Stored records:
◆ ◆ ◆ ◆ ◆

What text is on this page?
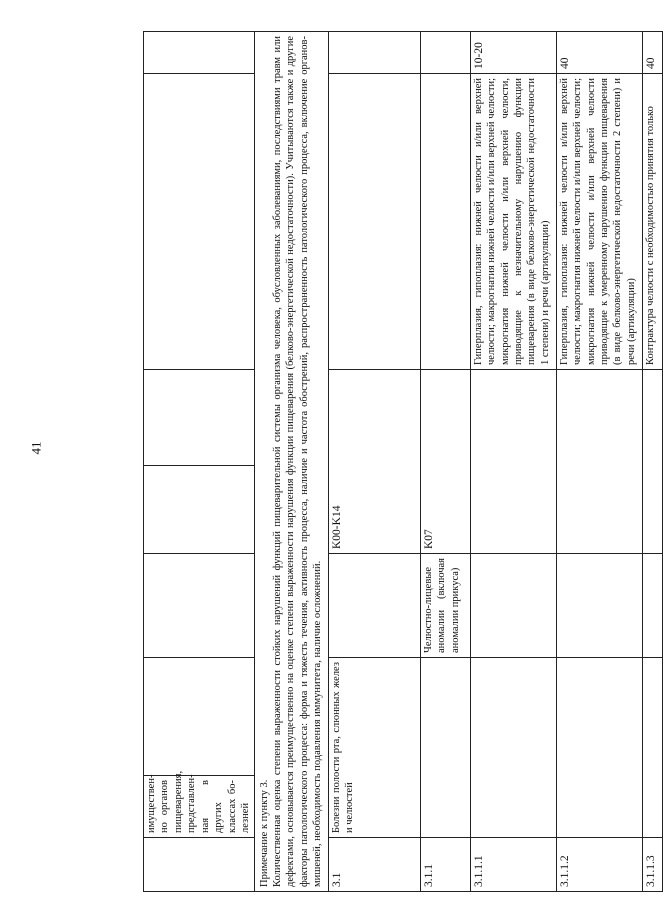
41
	имуществен-но органов пищеварения, представлен-ная в других классах бо-лезней						

Примечание к пункту 3. Количественная оценка степени выраженности стойких нарушений функций пищеварительной системы организма человека, обусловленных заболеваниями, последствиями травм или дефектами, основывается преимущественно на оценке степени выраженности нарушения функции пищеварения (белково-энергетической недостаточности). Учитываются также и другие факторы патологического процесса: форма и тяжесть течения, активность процесса, наличие и частота обострений, распространенность патологического процесса, включение органов-мишеней, необходимость подавления иммунитета, наличие осложнений.							

3.1	Болезни полости рта, слюнных желез и челюстей			K00-K14			
3.1.1			Челюстно-лицевые аномалии (включая аномалии прикуса)	K07			
3.1.1.1						Гиперплазия, гипоплазия: нижней челюсти и/или верхней челюсти; макрогнатия нижней челюсти и/или верхней челюсти; микрогнатия нижней челюсти и/или верхней челюсти, приводящие к незначительному нарушению функции пищеварения (в виде белково-энергетической недостаточности 1 степени) и речи (артикуляции)	10-20
3.1.1.2						Гиперплазия, гипоплазия: нижней челюсти и/или верхней челюсти; макрогнатия нижней челюсти и/или верхней челюсти; микрогнатия нижней челюсти и/или верхней челюсти приводящие к умеренному нарушению функции пищеварения (в виде белково-энергетической недостаточности 2 степени) и речи (артикуляции)	40
3.1.1.3						Контрактура челюсти с необходимостью принятия только	40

◆ ◆ ◆ ◆ ◆

= Aim =
Return all of the entries word for word, but omit the pictures.

= Task answer =
What text is on this page?
41
	имуществен-но органов пищеварения, представлен-ная в других классах бо-лезней						

Примечание к пункту 3. Количественная оценка степени выраженности стойких нарушений функций пищеварительной системы организма человека, обусловленных заболеваниями, последствиями травм или дефектами, основывается преимущественно на оценке степени выраженности нарушения функции пищеварения (белково-энергетической недостаточности). Учитываются также и другие факторы патологического процесса: форма и тяжесть течения, активность процесса, наличие и частота обострений, распространенность патологического процесса, включение органов-мишеней, необходимость подавления иммунитета, наличие осложнений.							

3.1	Болезни полости рта, слюнных желез и челюстей			K00-K14			
3.1.1			Челюстно-лицевые аномалии (включая аномалии прикуса)	K07			
3.1.1.1						Гиперплазия, гипоплазия: нижней челюсти и/или верхней челюсти; макрогнатия нижней челюсти и/или верхней челюсти; микрогнатия нижней челюсти и/или верхней челюсти, приводящие к незначительному нарушению функции пищеварения (в виде белково-энергетической недостаточности 1 степени) и речи (артикуляции)	10-20
3.1.1.2						Гиперплазия, гипоплазия: нижней челюсти и/или верхней челюсти; макрогнатия нижней челюсти и/или верхней челюсти; микрогнатия нижней челюсти и/или верхней челюсти приводящие к умеренному нарушению функции пищеварения (в виде белково-энергетической недостаточности 2 степени) и речи (артикуляции)	40
3.1.1.3						Контрактура челюсти с необходимостью принятия только	40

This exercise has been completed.